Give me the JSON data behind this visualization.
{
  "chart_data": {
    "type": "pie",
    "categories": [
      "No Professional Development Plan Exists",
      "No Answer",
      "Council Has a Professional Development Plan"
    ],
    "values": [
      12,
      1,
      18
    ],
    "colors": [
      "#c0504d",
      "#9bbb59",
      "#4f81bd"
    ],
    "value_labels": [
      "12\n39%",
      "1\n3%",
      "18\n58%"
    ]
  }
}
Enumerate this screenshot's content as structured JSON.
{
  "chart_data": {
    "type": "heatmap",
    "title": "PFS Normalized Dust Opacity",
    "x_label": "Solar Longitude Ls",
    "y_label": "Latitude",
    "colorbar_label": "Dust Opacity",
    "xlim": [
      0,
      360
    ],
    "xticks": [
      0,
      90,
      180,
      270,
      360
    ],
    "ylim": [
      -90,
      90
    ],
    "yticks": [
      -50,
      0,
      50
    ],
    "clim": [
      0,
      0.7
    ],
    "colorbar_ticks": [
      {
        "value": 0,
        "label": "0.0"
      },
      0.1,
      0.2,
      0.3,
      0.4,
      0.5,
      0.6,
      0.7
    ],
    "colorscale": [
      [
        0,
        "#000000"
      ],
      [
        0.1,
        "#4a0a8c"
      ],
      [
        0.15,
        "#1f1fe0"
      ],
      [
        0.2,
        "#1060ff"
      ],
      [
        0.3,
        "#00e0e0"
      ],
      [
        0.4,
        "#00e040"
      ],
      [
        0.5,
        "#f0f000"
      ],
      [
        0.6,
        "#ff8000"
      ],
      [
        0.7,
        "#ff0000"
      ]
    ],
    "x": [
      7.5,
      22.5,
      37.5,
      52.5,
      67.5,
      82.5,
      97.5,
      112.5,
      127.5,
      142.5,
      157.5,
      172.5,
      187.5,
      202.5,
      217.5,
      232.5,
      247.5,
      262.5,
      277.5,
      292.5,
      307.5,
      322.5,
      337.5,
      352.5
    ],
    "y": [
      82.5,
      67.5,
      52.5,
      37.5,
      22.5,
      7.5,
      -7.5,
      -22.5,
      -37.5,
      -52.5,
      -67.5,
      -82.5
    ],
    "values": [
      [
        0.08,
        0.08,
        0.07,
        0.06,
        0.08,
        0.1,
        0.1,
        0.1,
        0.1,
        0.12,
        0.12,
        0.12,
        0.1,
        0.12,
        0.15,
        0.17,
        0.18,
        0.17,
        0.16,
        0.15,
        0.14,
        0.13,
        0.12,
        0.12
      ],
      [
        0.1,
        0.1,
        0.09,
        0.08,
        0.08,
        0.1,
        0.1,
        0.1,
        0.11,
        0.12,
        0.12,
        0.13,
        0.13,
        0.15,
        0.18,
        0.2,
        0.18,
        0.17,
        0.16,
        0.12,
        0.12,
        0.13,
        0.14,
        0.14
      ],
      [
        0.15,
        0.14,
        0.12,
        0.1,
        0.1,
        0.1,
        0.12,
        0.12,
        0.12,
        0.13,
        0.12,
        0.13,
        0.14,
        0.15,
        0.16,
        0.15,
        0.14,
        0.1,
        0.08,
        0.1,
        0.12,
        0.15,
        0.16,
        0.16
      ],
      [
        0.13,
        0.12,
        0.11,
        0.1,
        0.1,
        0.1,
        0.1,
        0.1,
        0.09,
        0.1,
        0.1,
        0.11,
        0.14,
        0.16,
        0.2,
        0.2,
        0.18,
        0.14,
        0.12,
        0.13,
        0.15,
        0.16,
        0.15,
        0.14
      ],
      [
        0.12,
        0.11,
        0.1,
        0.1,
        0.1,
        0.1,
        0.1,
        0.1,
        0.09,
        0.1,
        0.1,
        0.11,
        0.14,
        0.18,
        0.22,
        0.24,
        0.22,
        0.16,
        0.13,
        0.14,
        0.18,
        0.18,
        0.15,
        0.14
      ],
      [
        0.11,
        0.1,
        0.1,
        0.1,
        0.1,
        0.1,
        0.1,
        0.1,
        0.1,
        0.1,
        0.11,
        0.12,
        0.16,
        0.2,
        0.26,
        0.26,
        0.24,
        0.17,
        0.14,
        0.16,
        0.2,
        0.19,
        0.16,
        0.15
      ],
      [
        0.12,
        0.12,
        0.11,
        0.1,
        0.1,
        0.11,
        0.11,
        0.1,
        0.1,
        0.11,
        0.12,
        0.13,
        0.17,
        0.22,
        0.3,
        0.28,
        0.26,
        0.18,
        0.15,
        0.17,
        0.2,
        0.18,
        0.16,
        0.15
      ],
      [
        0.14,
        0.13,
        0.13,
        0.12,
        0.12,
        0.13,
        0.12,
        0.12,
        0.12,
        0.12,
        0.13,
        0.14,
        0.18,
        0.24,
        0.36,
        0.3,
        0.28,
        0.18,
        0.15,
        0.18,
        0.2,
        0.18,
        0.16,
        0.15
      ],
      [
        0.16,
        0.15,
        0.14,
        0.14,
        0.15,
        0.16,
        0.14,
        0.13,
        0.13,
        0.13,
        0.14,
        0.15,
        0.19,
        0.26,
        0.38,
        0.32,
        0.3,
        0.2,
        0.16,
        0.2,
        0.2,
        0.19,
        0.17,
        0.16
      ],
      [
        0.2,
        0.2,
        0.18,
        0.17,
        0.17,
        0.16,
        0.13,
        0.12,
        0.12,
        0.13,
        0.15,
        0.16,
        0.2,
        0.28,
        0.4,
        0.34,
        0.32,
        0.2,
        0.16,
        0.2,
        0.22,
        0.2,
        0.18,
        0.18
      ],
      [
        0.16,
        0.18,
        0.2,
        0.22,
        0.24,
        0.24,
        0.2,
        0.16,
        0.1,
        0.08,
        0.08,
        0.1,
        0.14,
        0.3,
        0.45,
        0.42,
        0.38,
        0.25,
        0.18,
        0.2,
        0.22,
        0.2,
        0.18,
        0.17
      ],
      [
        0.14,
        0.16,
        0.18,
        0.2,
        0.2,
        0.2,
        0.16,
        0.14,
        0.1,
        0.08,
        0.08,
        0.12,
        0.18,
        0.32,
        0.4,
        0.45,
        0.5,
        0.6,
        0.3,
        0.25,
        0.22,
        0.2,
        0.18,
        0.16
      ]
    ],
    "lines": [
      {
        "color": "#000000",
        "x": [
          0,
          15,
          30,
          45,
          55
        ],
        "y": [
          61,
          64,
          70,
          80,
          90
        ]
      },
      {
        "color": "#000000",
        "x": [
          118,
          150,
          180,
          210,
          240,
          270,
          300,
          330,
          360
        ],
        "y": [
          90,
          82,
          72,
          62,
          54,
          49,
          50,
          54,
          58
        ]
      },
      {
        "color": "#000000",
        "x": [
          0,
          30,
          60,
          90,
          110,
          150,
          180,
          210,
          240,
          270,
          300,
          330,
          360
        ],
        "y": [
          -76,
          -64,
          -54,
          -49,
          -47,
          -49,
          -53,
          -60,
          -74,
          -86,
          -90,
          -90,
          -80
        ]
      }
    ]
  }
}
= = = = =
▶ SHORT PROBLEM:
Your task is to extract all of the records exactly.

▶ TASK ANSWER:
Give me the JSON data behind this visualization.
{
  "chart_data": {
    "type": "pie",
    "categories": [
      "No Professional Development Plan Exists",
      "No Answer",
      "Council Has a Professional Development Plan"
    ],
    "values": [
      12,
      1,
      18
    ],
    "colors": [
      "#c0504d",
      "#9bbb59",
      "#4f81bd"
    ],
    "value_labels": [
      "12\n39%",
      "1\n3%",
      "18\n58%"
    ]
  }
}
Enumerate this screenshot's content as structured JSON.
{
  "chart_data": {
    "type": "heatmap",
    "title": "PFS Normalized Dust Opacity",
    "x_label": "Solar Longitude Ls",
    "y_label": "Latitude",
    "colorbar_label": "Dust Opacity",
    "xlim": [
      0,
      360
    ],
    "xticks": [
      0,
      90,
      180,
      270,
      360
    ],
    "ylim": [
      -90,
      90
    ],
    "yticks": [
      -50,
      0,
      50
    ],
    "clim": [
      0,
      0.7
    ],
    "colorbar_ticks": [
      {
        "value": 0,
        "label": "0.0"
      },
      0.1,
      0.2,
      0.3,
      0.4,
      0.5,
      0.6,
      0.7
    ],
    "colorscale": [
      [
        0,
        "#000000"
      ],
      [
        0.1,
        "#4a0a8c"
      ],
      [
        0.15,
        "#1f1fe0"
      ],
      [
        0.2,
        "#1060ff"
      ],
      [
        0.3,
        "#00e0e0"
      ],
      [
        0.4,
        "#00e040"
      ],
      [
        0.5,
        "#f0f000"
      ],
      [
        0.6,
        "#ff8000"
      ],
      [
        0.7,
        "#ff0000"
      ]
    ],
    "x": [
      7.5,
      22.5,
      37.5,
      52.5,
      67.5,
      82.5,
      97.5,
      112.5,
      127.5,
      142.5,
      157.5,
      172.5,
      187.5,
      202.5,
      217.5,
      232.5,
      247.5,
      262.5,
      277.5,
      292.5,
      307.5,
      322.5,
      337.5,
      352.5
    ],
    "y": [
      82.5,
      67.5,
      52.5,
      37.5,
      22.5,
      7.5,
      -7.5,
      -22.5,
      -37.5,
      -52.5,
      -67.5,
      -82.5
    ],
    "values": [
      [
        0.08,
        0.08,
        0.07,
        0.06,
        0.08,
        0.1,
        0.1,
        0.1,
        0.1,
        0.12,
        0.12,
        0.12,
        0.1,
        0.12,
        0.15,
        0.17,
        0.18,
        0.17,
        0.16,
        0.15,
        0.14,
        0.13,
        0.12,
        0.12
      ],
      [
        0.1,
        0.1,
        0.09,
        0.08,
        0.08,
        0.1,
        0.1,
        0.1,
        0.11,
        0.12,
        0.12,
        0.13,
        0.13,
        0.15,
        0.18,
        0.2,
        0.18,
        0.17,
        0.16,
        0.12,
        0.12,
        0.13,
        0.14,
        0.14
      ],
      [
        0.15,
        0.14,
        0.12,
        0.1,
        0.1,
        0.1,
        0.12,
        0.12,
        0.12,
        0.13,
        0.12,
        0.13,
        0.14,
        0.15,
        0.16,
        0.15,
        0.14,
        0.1,
        0.08,
        0.1,
        0.12,
        0.15,
        0.16,
        0.16
      ],
      [
        0.13,
        0.12,
        0.11,
        0.1,
        0.1,
        0.1,
        0.1,
        0.1,
        0.09,
        0.1,
        0.1,
        0.11,
        0.14,
        0.16,
        0.2,
        0.2,
        0.18,
        0.14,
        0.12,
        0.13,
        0.15,
        0.16,
        0.15,
        0.14
      ],
      [
        0.12,
        0.11,
        0.1,
        0.1,
        0.1,
        0.1,
        0.1,
        0.1,
        0.09,
        0.1,
        0.1,
        0.11,
        0.14,
        0.18,
        0.22,
        0.24,
        0.22,
        0.16,
        0.13,
        0.14,
        0.18,
        0.18,
        0.15,
        0.14
      ],
      [
        0.11,
        0.1,
        0.1,
        0.1,
        0.1,
        0.1,
        0.1,
        0.1,
        0.1,
        0.1,
        0.11,
        0.12,
        0.16,
        0.2,
        0.26,
        0.26,
        0.24,
        0.17,
        0.14,
        0.16,
        0.2,
        0.19,
        0.16,
        0.15
      ],
      [
        0.12,
        0.12,
        0.11,
        0.1,
        0.1,
        0.11,
        0.11,
        0.1,
        0.1,
        0.11,
        0.12,
        0.13,
        0.17,
        0.22,
        0.3,
        0.28,
        0.26,
        0.18,
        0.15,
        0.17,
        0.2,
        0.18,
        0.16,
        0.15
      ],
      [
        0.14,
        0.13,
        0.13,
        0.12,
        0.12,
        0.13,
        0.12,
        0.12,
        0.12,
        0.12,
        0.13,
        0.14,
        0.18,
        0.24,
        0.36,
        0.3,
        0.28,
        0.18,
        0.15,
        0.18,
        0.2,
        0.18,
        0.16,
        0.15
      ],
      [
        0.16,
        0.15,
        0.14,
        0.14,
        0.15,
        0.16,
        0.14,
        0.13,
        0.13,
        0.13,
        0.14,
        0.15,
        0.19,
        0.26,
        0.38,
        0.32,
        0.3,
        0.2,
        0.16,
        0.2,
        0.2,
        0.19,
        0.17,
        0.16
      ],
      [
        0.2,
        0.2,
        0.18,
        0.17,
        0.17,
        0.16,
        0.13,
        0.12,
        0.12,
        0.13,
        0.15,
        0.16,
        0.2,
        0.28,
        0.4,
        0.34,
        0.32,
        0.2,
        0.16,
        0.2,
        0.22,
        0.2,
        0.18,
        0.18
      ],
      [
        0.16,
        0.18,
        0.2,
        0.22,
        0.24,
        0.24,
        0.2,
        0.16,
        0.1,
        0.08,
        0.08,
        0.1,
        0.14,
        0.3,
        0.45,
        0.42,
        0.38,
        0.25,
        0.18,
        0.2,
        0.22,
        0.2,
        0.18,
        0.17
      ],
      [
        0.14,
        0.16,
        0.18,
        0.2,
        0.2,
        0.2,
        0.16,
        0.14,
        0.1,
        0.08,
        0.08,
        0.12,
        0.18,
        0.32,
        0.4,
        0.45,
        0.5,
        0.6,
        0.3,
        0.25,
        0.22,
        0.2,
        0.18,
        0.16
      ]
    ],
    "lines": [
      {
        "color": "#000000",
        "x": [
          0,
          15,
          30,
          45,
          55
        ],
        "y": [
          61,
          64,
          70,
          80,
          90
        ]
      },
      {
        "color": "#000000",
        "x": [
          118,
          150,
          180,
          210,
          240,
          270,
          300,
          330,
          360
        ],
        "y": [
          90,
          82,
          72,
          62,
          54,
          49,
          50,
          54,
          58
        ]
      },
      {
        "color": "#000000",
        "x": [
          0,
          30,
          60,
          90,
          110,
          150,
          180,
          210,
          240,
          270,
          300,
          330,
          360
        ],
        "y": [
          -76,
          -64,
          -54,
          -49,
          -47,
          -49,
          -53,
          -60,
          -74,
          -86,
          -90,
          -90,
          -80
        ]
      }
    ]
  }
}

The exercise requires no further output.